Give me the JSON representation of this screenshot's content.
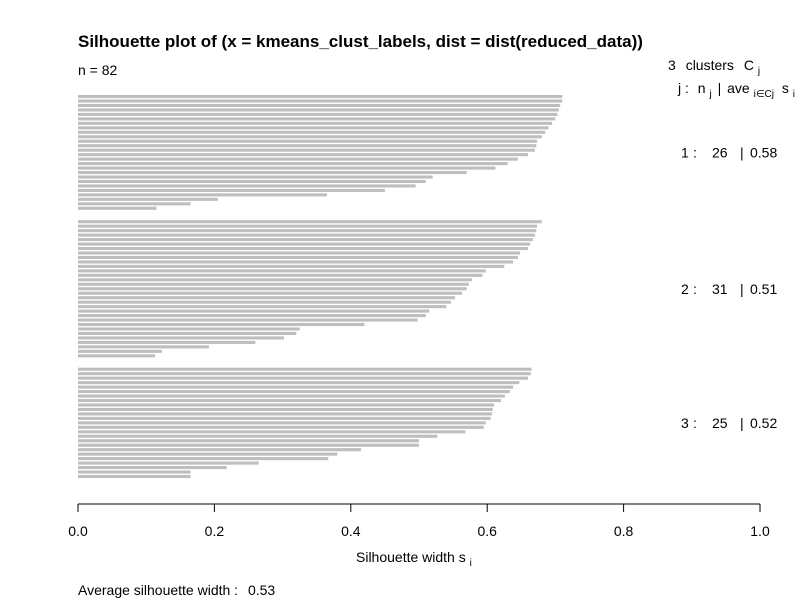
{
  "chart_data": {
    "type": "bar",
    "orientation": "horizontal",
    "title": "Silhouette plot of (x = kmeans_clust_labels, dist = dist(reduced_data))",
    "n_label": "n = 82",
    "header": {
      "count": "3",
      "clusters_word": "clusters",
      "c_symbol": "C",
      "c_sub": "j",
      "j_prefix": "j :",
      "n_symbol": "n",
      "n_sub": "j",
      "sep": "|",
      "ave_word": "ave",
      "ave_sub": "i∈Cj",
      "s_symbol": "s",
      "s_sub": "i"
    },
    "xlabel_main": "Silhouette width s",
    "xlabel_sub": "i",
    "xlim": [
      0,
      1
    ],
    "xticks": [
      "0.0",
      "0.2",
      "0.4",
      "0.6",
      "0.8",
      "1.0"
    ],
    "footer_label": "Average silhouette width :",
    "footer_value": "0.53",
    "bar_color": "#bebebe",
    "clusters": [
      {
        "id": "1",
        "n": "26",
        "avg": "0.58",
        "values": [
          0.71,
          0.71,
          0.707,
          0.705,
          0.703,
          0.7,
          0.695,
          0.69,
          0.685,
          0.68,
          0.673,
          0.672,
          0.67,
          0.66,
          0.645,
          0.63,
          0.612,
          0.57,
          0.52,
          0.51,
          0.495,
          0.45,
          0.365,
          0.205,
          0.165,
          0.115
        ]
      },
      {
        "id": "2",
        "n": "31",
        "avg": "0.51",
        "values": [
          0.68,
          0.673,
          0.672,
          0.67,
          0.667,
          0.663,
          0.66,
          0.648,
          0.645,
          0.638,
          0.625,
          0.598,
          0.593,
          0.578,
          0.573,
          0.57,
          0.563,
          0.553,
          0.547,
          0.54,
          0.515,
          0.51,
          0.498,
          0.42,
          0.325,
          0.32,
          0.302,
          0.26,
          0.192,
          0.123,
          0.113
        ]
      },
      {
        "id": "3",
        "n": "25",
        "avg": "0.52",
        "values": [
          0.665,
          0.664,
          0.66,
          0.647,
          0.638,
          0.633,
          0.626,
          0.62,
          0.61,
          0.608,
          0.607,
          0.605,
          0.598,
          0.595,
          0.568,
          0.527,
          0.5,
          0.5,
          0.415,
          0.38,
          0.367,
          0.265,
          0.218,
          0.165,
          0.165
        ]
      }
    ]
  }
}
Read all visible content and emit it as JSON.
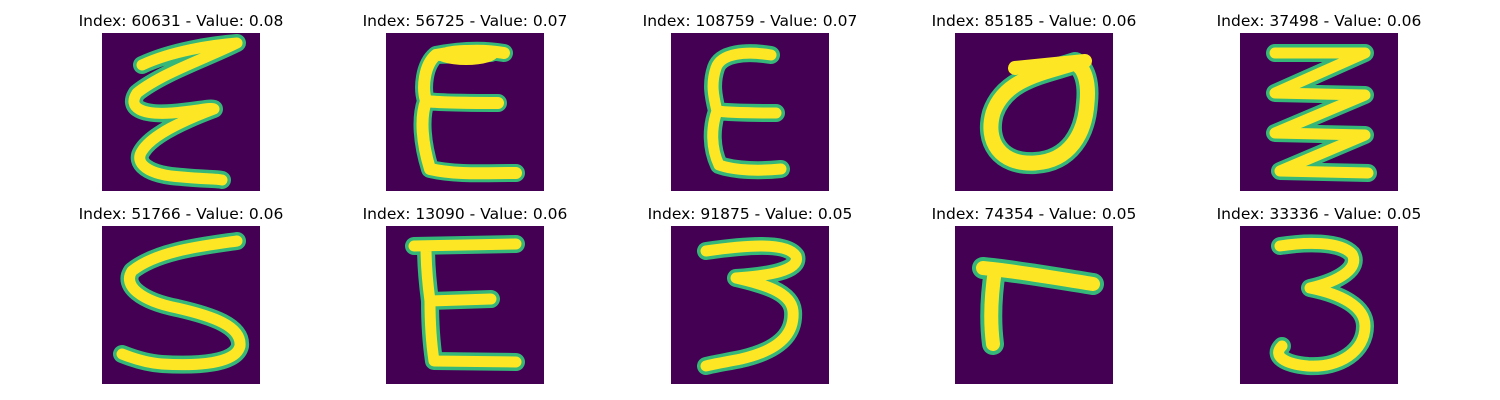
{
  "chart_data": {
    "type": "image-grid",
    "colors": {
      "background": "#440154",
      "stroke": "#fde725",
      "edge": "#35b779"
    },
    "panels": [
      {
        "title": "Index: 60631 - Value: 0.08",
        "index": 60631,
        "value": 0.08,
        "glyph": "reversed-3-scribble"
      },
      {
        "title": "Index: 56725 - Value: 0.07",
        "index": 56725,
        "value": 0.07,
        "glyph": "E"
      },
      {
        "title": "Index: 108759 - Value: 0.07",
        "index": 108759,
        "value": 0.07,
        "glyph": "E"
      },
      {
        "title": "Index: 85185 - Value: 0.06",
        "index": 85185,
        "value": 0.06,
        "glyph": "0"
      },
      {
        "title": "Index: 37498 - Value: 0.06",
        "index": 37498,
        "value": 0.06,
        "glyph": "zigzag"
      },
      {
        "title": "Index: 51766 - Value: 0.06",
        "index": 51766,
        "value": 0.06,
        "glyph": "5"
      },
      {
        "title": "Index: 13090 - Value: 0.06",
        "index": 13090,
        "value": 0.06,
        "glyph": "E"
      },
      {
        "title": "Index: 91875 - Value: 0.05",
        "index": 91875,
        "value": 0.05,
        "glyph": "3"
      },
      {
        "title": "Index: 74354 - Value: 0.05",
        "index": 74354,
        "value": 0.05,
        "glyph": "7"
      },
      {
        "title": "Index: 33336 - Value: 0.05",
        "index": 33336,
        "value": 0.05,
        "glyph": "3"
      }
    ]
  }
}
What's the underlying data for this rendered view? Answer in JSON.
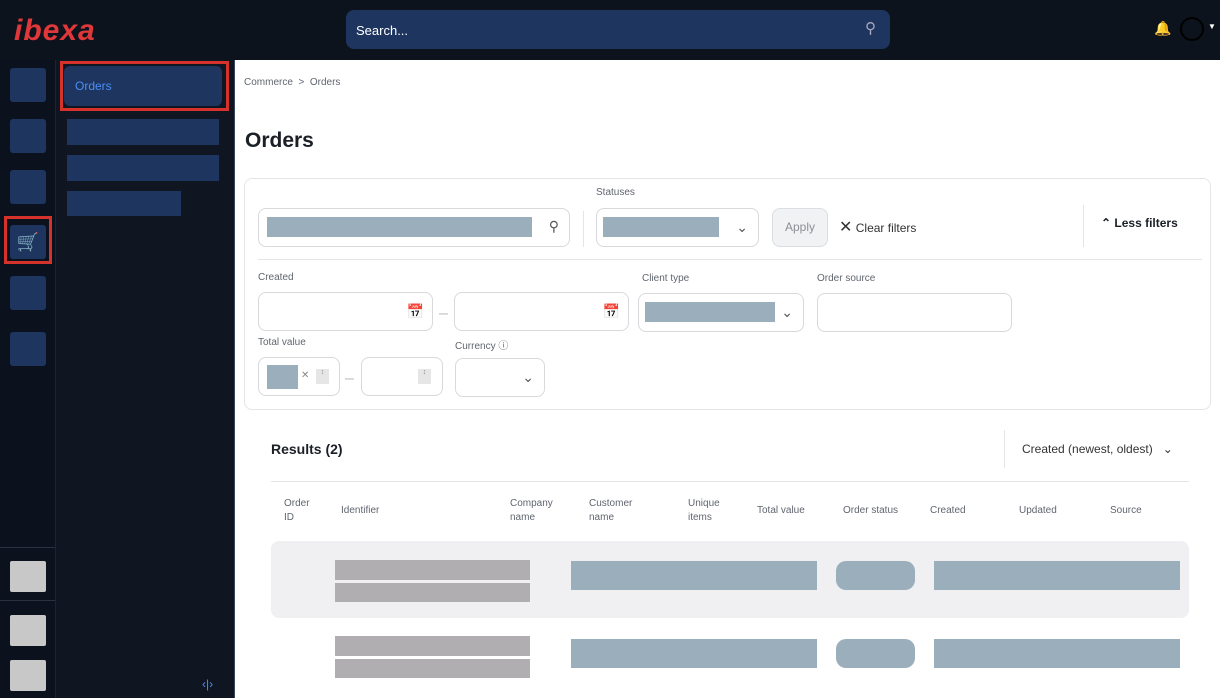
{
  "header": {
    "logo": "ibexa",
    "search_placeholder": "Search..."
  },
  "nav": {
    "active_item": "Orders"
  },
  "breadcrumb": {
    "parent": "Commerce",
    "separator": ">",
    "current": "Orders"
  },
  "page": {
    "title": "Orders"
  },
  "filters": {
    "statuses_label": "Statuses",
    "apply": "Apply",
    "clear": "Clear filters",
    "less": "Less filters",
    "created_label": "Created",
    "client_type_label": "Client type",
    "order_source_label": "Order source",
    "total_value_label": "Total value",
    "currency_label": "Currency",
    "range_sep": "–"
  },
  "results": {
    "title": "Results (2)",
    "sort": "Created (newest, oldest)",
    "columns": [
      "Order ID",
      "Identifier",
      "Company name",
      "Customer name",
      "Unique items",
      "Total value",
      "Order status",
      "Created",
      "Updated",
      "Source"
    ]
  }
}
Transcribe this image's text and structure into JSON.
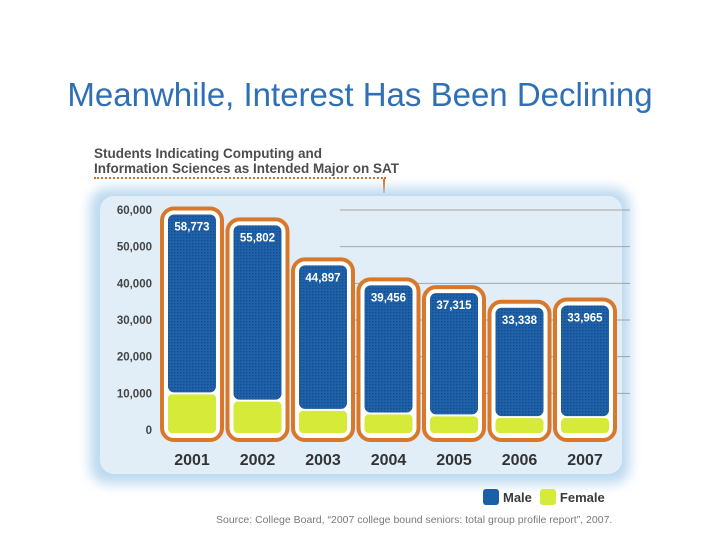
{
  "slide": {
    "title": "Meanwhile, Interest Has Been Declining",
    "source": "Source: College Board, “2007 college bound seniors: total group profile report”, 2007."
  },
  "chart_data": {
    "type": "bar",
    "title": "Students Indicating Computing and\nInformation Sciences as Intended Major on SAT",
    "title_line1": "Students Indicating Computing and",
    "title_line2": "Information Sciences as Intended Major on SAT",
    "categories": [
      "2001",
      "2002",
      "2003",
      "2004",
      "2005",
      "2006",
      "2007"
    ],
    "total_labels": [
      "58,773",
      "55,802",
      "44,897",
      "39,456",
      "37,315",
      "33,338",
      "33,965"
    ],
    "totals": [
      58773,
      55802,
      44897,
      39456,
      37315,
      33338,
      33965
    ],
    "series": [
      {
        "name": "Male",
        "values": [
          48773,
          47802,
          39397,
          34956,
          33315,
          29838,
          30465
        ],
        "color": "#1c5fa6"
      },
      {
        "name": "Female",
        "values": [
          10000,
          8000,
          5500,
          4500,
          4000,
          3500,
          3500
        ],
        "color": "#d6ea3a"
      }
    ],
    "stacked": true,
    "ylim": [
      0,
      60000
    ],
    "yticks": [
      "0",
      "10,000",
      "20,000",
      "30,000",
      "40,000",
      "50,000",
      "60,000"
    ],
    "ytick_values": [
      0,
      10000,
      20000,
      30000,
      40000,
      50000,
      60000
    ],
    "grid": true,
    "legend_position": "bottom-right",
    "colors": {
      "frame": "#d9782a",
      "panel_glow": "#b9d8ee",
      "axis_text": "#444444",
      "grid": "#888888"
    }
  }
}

####

> **What you will do**
Pictures don't belong in the copy. Restate all the entries exactly.

> **Solution**
Give me the JSON representation of this screenshot's content.
{
  "chart_data": {
    "type": "bar",
    "orientation": "horizontal",
    "title": "Silhouette plot of (x = kmeans_clust_labels, dist = dist(reduced_data))",
    "n_label": "n = 82",
    "header": {
      "count": "3",
      "clusters_word": "clusters",
      "c_symbol": "C",
      "c_sub": "j",
      "j_prefix": "j :",
      "n_symbol": "n",
      "n_sub": "j",
      "sep": "|",
      "ave_word": "ave",
      "ave_sub": "i∈Cj",
      "s_symbol": "s",
      "s_sub": "i"
    },
    "xlabel_main": "Silhouette width s",
    "xlabel_sub": "i",
    "xlim": [
      0,
      1
    ],
    "xticks": [
      "0.0",
      "0.2",
      "0.4",
      "0.6",
      "0.8",
      "1.0"
    ],
    "footer_label": "Average silhouette width :",
    "footer_value": "0.53",
    "bar_color": "#bebebe",
    "clusters": [
      {
        "id": "1",
        "n": "26",
        "avg": "0.58",
        "values": [
          0.71,
          0.71,
          0.707,
          0.705,
          0.703,
          0.7,
          0.695,
          0.69,
          0.685,
          0.68,
          0.673,
          0.672,
          0.67,
          0.66,
          0.645,
          0.63,
          0.612,
          0.57,
          0.52,
          0.51,
          0.495,
          0.45,
          0.365,
          0.205,
          0.165,
          0.115
        ]
      },
      {
        "id": "2",
        "n": "31",
        "avg": "0.51",
        "values": [
          0.68,
          0.673,
          0.672,
          0.67,
          0.667,
          0.663,
          0.66,
          0.648,
          0.645,
          0.638,
          0.625,
          0.598,
          0.593,
          0.578,
          0.573,
          0.57,
          0.563,
          0.553,
          0.547,
          0.54,
          0.515,
          0.51,
          0.498,
          0.42,
          0.325,
          0.32,
          0.302,
          0.26,
          0.192,
          0.123,
          0.113
        ]
      },
      {
        "id": "3",
        "n": "25",
        "avg": "0.52",
        "values": [
          0.665,
          0.664,
          0.66,
          0.647,
          0.638,
          0.633,
          0.626,
          0.62,
          0.61,
          0.608,
          0.607,
          0.605,
          0.598,
          0.595,
          0.568,
          0.527,
          0.5,
          0.5,
          0.415,
          0.38,
          0.367,
          0.265,
          0.218,
          0.165,
          0.165
        ]
      }
    ]
  }
}
Read all visible content and emit it as JSON.
{
  "chart_data": {
    "type": "image-grid",
    "colors": {
      "background": "#440154",
      "stroke": "#fde725",
      "edge": "#35b779"
    },
    "panels": [
      {
        "title": "Index: 60631 - Value: 0.08",
        "index": 60631,
        "value": 0.08,
        "glyph": "reversed-3-scribble"
      },
      {
        "title": "Index: 56725 - Value: 0.07",
        "index": 56725,
        "value": 0.07,
        "glyph": "E"
      },
      {
        "title": "Index: 108759 - Value: 0.07",
        "index": 108759,
        "value": 0.07,
        "glyph": "E"
      },
      {
        "title": "Index: 85185 - Value: 0.06",
        "index": 85185,
        "value": 0.06,
        "glyph": "0"
      },
      {
        "title": "Index: 37498 - Value: 0.06",
        "index": 37498,
        "value": 0.06,
        "glyph": "zigzag"
      },
      {
        "title": "Index: 51766 - Value: 0.06",
        "index": 51766,
        "value": 0.06,
        "glyph": "5"
      },
      {
        "title": "Index: 13090 - Value: 0.06",
        "index": 13090,
        "value": 0.06,
        "glyph": "E"
      },
      {
        "title": "Index: 91875 - Value: 0.05",
        "index": 91875,
        "value": 0.05,
        "glyph": "3"
      },
      {
        "title": "Index: 74354 - Value: 0.05",
        "index": 74354,
        "value": 0.05,
        "glyph": "7"
      },
      {
        "title": "Index: 33336 - Value: 0.05",
        "index": 33336,
        "value": 0.05,
        "glyph": "3"
      }
    ]
  }
}
What's the underlying data for this rendered view? Answer in JSON.
{
  "header": {
    "logo": "ibexa",
    "search_placeholder": "Search..."
  },
  "nav": {
    "active_item": "Orders"
  },
  "breadcrumb": {
    "parent": "Commerce",
    "separator": ">",
    "current": "Orders"
  },
  "page": {
    "title": "Orders"
  },
  "filters": {
    "statuses_label": "Statuses",
    "apply": "Apply",
    "clear": "Clear filters",
    "less": "Less filters",
    "created_label": "Created",
    "client_type_label": "Client type",
    "order_source_label": "Order source",
    "total_value_label": "Total value",
    "currency_label": "Currency",
    "range_sep": "–"
  },
  "results": {
    "title": "Results (2)",
    "sort": "Created (newest, oldest)",
    "columns": [
      "Order ID",
      "Identifier",
      "Company name",
      "Customer name",
      "Unique items",
      "Total value",
      "Order status",
      "Created",
      "Updated",
      "Source"
    ]
  }
}
Transcribe this image's text and structure into JSON.
{
  "slide": {
    "title": "Meanwhile, Interest Has Been Declining",
    "source": "Source: College Board, “2007 college bound seniors: total group profile report”, 2007."
  },
  "chart_data": {
    "type": "bar",
    "title": "Students Indicating Computing and\nInformation Sciences as Intended Major on SAT",
    "title_line1": "Students Indicating Computing and",
    "title_line2": "Information Sciences as Intended Major on SAT",
    "categories": [
      "2001",
      "2002",
      "2003",
      "2004",
      "2005",
      "2006",
      "2007"
    ],
    "total_labels": [
      "58,773",
      "55,802",
      "44,897",
      "39,456",
      "37,315",
      "33,338",
      "33,965"
    ],
    "totals": [
      58773,
      55802,
      44897,
      39456,
      37315,
      33338,
      33965
    ],
    "series": [
      {
        "name": "Male",
        "values": [
          48773,
          47802,
          39397,
          34956,
          33315,
          29838,
          30465
        ],
        "color": "#1c5fa6"
      },
      {
        "name": "Female",
        "values": [
          10000,
          8000,
          5500,
          4500,
          4000,
          3500,
          3500
        ],
        "color": "#d6ea3a"
      }
    ],
    "stacked": true,
    "ylim": [
      0,
      60000
    ],
    "yticks": [
      "0",
      "10,000",
      "20,000",
      "30,000",
      "40,000",
      "50,000",
      "60,000"
    ],
    "ytick_values": [
      0,
      10000,
      20000,
      30000,
      40000,
      50000,
      60000
    ],
    "grid": true,
    "legend_position": "bottom-right",
    "colors": {
      "frame": "#d9782a",
      "panel_glow": "#b9d8ee",
      "axis_text": "#444444",
      "grid": "#888888"
    }
  }
}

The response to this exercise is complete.